**Given task:** Exactly and only the lines from the line holding "Decode this image" to the end of the records should be reproduced. Leave pictures out.

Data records
╭──
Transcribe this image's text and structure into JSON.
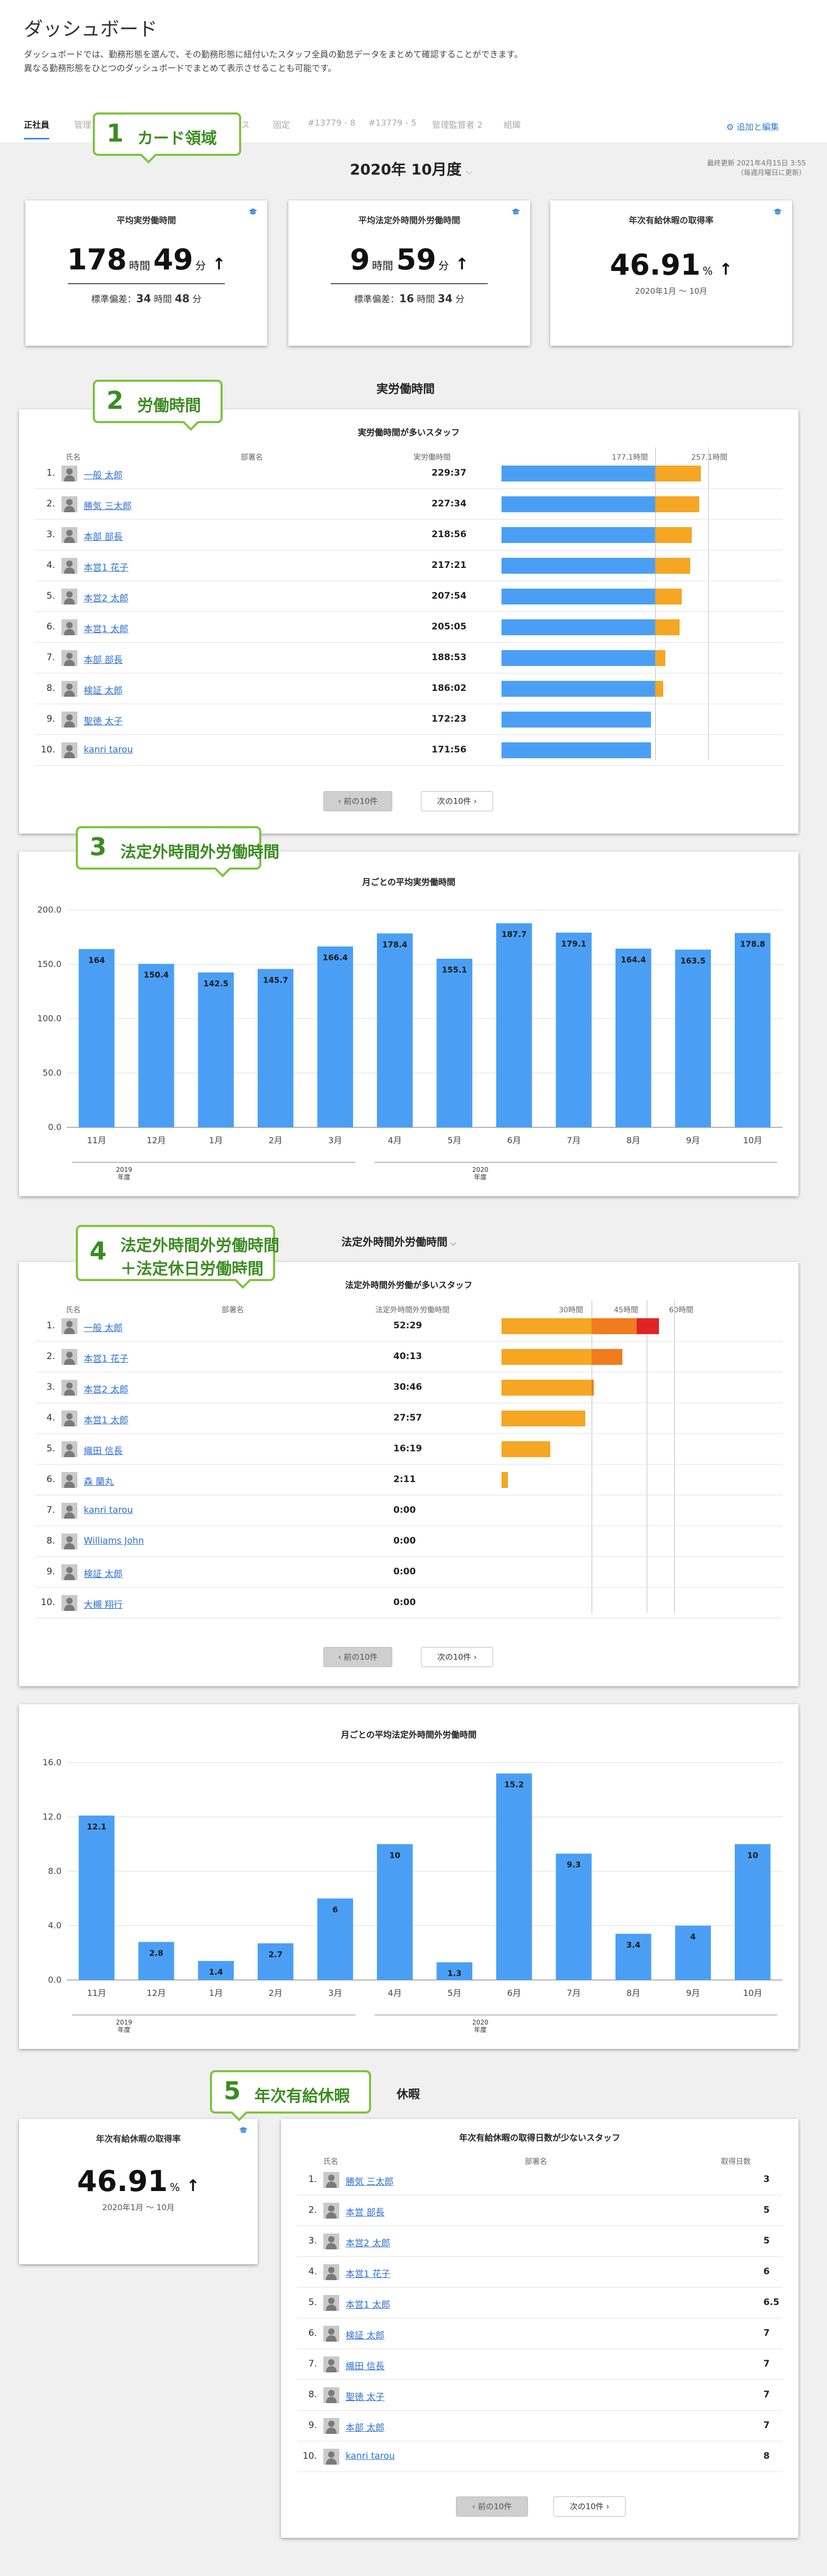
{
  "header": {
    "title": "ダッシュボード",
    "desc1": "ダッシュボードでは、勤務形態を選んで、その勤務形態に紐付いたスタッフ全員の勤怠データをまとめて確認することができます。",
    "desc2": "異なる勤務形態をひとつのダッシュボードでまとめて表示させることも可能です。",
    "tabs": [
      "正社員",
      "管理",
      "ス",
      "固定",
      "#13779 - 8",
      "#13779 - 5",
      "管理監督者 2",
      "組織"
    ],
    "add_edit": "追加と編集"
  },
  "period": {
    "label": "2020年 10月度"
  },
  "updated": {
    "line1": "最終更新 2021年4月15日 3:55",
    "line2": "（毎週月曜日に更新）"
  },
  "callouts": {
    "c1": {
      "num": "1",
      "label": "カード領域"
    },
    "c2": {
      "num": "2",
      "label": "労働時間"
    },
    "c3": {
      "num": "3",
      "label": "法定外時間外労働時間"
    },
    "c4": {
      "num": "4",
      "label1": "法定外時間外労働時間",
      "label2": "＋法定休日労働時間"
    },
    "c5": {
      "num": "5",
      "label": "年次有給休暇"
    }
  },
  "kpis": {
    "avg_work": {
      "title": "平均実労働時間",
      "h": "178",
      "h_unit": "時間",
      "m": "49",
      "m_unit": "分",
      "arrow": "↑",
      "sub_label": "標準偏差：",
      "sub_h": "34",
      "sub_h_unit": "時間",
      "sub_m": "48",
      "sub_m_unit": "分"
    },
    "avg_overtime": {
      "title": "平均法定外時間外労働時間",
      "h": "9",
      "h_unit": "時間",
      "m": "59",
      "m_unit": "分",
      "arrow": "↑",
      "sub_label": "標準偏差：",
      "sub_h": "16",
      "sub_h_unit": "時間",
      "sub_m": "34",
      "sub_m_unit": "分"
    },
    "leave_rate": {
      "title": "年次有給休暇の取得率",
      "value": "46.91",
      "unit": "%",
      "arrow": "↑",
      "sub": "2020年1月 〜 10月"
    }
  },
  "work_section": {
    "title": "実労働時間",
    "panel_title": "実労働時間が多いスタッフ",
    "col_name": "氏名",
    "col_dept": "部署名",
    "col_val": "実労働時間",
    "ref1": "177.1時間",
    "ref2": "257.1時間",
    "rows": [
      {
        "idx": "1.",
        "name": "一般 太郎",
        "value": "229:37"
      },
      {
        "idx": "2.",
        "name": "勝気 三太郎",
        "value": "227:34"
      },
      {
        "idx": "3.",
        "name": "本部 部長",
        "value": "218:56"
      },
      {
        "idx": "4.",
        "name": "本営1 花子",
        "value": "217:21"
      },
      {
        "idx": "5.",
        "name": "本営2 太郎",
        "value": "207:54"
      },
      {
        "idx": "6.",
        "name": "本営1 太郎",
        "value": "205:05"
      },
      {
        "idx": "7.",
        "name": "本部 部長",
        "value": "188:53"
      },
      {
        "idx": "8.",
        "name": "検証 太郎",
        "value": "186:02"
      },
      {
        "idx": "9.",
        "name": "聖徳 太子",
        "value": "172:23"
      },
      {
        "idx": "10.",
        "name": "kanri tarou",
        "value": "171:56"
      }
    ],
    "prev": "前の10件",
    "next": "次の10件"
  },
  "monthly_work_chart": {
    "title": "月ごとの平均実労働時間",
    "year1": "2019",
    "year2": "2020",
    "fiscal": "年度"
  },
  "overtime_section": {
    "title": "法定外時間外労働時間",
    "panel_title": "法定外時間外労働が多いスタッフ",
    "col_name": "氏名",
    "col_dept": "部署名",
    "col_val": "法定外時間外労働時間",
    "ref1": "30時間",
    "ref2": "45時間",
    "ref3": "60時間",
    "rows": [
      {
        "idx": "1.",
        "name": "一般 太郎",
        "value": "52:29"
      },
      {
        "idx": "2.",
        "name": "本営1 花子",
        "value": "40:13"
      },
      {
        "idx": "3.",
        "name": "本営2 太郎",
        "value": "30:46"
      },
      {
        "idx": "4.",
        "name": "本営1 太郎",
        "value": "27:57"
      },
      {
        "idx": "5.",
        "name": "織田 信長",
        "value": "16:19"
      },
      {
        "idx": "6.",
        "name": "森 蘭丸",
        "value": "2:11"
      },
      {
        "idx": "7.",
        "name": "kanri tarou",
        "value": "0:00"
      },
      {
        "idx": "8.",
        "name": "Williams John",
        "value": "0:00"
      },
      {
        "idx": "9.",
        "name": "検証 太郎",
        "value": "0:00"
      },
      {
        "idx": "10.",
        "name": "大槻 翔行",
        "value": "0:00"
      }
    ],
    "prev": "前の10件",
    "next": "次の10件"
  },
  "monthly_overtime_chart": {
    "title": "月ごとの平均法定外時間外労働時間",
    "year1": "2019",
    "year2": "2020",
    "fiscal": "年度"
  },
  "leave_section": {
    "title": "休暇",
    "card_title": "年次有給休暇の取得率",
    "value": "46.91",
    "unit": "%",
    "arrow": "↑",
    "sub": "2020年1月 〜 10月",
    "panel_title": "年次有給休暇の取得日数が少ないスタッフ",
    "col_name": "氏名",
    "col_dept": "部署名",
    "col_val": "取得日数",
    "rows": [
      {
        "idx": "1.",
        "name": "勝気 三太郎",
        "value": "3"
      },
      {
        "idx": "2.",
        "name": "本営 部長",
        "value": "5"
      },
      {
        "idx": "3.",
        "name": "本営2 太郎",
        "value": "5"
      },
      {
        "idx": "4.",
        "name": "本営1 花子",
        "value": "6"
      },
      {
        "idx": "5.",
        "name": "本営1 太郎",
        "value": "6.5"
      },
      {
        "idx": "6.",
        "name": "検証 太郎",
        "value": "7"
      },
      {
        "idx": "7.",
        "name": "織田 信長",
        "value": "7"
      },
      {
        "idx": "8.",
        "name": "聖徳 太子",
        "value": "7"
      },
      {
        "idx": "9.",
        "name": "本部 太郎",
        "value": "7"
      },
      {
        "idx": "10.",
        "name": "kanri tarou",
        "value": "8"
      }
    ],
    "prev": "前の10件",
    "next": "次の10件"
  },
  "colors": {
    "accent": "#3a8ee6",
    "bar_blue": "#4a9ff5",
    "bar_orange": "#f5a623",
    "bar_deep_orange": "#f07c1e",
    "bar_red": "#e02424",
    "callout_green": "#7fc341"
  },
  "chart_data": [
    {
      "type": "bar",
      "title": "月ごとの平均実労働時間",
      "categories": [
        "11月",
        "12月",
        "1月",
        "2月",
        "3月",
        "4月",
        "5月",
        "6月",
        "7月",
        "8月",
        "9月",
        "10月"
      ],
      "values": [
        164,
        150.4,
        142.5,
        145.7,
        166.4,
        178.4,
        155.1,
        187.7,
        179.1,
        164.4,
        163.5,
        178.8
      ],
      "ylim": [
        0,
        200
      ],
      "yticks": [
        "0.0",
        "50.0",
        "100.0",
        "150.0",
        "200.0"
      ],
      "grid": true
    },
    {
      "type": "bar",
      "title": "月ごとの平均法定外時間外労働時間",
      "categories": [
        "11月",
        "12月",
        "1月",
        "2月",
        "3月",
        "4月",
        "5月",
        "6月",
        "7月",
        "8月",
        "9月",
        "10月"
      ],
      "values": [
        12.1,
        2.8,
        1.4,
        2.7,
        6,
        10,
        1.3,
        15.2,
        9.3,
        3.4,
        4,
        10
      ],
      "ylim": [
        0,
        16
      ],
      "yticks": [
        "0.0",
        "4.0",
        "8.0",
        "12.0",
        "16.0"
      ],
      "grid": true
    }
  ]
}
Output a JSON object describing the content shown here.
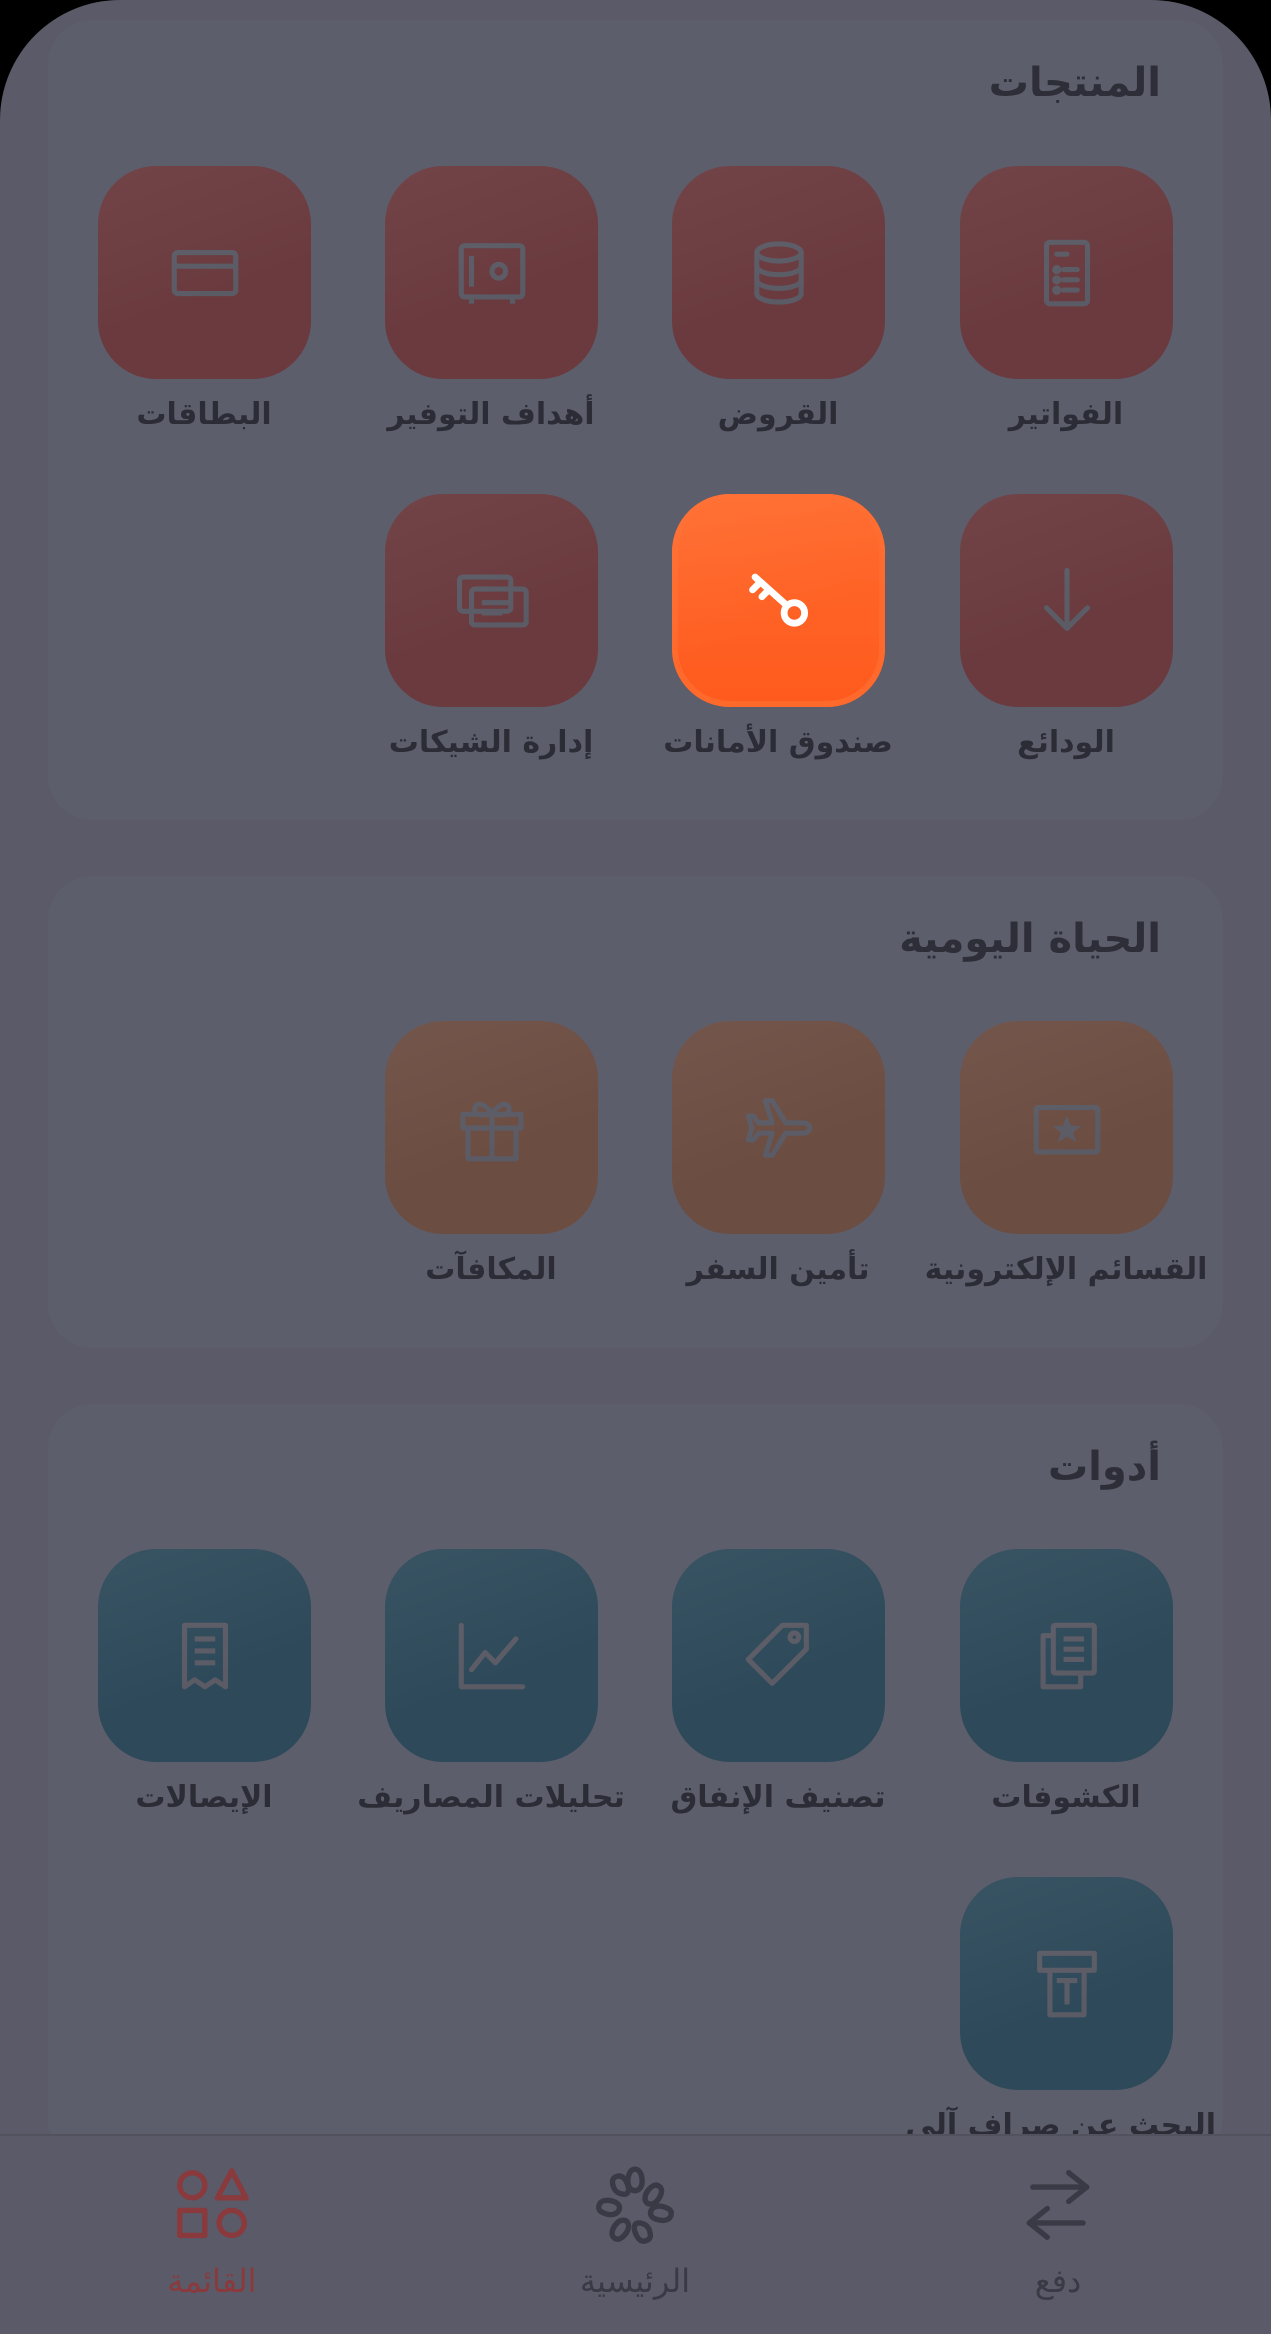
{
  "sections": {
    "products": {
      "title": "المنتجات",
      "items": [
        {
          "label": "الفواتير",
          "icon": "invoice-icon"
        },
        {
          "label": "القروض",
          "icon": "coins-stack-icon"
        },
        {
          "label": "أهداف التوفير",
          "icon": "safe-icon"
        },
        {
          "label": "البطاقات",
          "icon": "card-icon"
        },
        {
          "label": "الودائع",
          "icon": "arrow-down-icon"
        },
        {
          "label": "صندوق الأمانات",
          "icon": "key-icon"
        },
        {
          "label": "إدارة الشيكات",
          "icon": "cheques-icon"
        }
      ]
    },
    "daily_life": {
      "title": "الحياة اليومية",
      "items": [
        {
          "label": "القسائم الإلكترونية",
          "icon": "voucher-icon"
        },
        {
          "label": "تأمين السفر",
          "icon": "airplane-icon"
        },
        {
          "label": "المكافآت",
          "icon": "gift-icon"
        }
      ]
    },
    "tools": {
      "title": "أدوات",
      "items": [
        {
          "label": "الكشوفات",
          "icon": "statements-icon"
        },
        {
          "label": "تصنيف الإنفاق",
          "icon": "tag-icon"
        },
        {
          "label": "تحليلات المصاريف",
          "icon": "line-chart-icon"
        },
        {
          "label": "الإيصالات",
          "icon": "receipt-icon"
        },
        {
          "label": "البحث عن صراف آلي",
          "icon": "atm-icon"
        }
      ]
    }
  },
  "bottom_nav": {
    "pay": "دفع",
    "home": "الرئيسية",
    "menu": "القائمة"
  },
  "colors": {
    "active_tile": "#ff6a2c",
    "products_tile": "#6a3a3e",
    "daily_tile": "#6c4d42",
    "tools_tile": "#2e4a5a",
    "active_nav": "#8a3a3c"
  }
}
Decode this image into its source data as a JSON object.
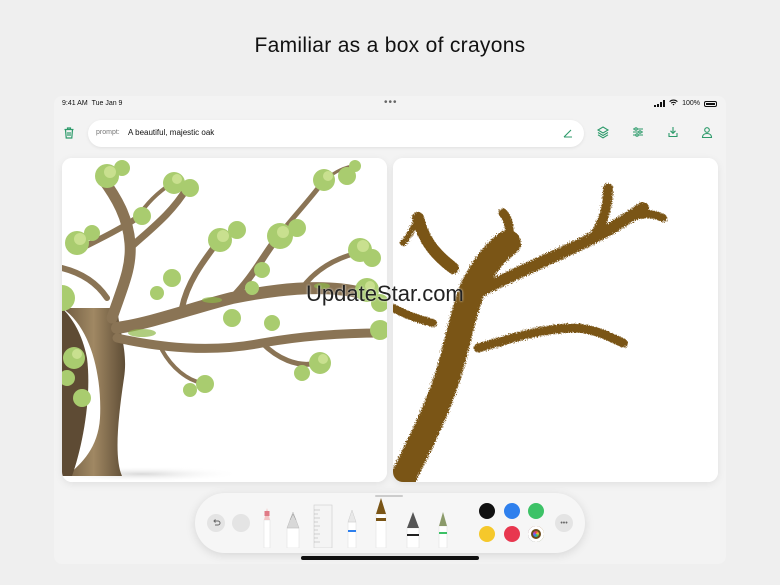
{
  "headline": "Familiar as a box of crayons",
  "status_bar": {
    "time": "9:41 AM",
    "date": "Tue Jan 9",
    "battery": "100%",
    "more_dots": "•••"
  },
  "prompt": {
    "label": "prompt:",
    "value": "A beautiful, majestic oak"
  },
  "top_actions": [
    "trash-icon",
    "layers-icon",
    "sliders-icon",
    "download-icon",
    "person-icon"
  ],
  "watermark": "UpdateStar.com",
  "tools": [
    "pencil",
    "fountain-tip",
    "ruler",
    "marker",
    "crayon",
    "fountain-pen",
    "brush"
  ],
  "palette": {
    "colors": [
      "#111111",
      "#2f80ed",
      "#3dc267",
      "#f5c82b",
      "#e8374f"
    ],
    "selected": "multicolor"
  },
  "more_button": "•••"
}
╰──
**The completed task:**
Decode this image into its source data as a JSON object.
{
  "headline": "Familiar as a box of crayons",
  "status_bar": {
    "time": "9:41 AM",
    "date": "Tue Jan 9",
    "battery": "100%",
    "more_dots": "•••"
  },
  "prompt": {
    "label": "prompt:",
    "value": "A beautiful, majestic oak"
  },
  "top_actions": [
    "trash-icon",
    "layers-icon",
    "sliders-icon",
    "download-icon",
    "person-icon"
  ],
  "watermark": "UpdateStar.com",
  "tools": [
    "pencil",
    "fountain-tip",
    "ruler",
    "marker",
    "crayon",
    "fountain-pen",
    "brush"
  ],
  "palette": {
    "colors": [
      "#111111",
      "#2f80ed",
      "#3dc267",
      "#f5c82b",
      "#e8374f"
    ],
    "selected": "multicolor"
  },
  "more_button": "•••"
}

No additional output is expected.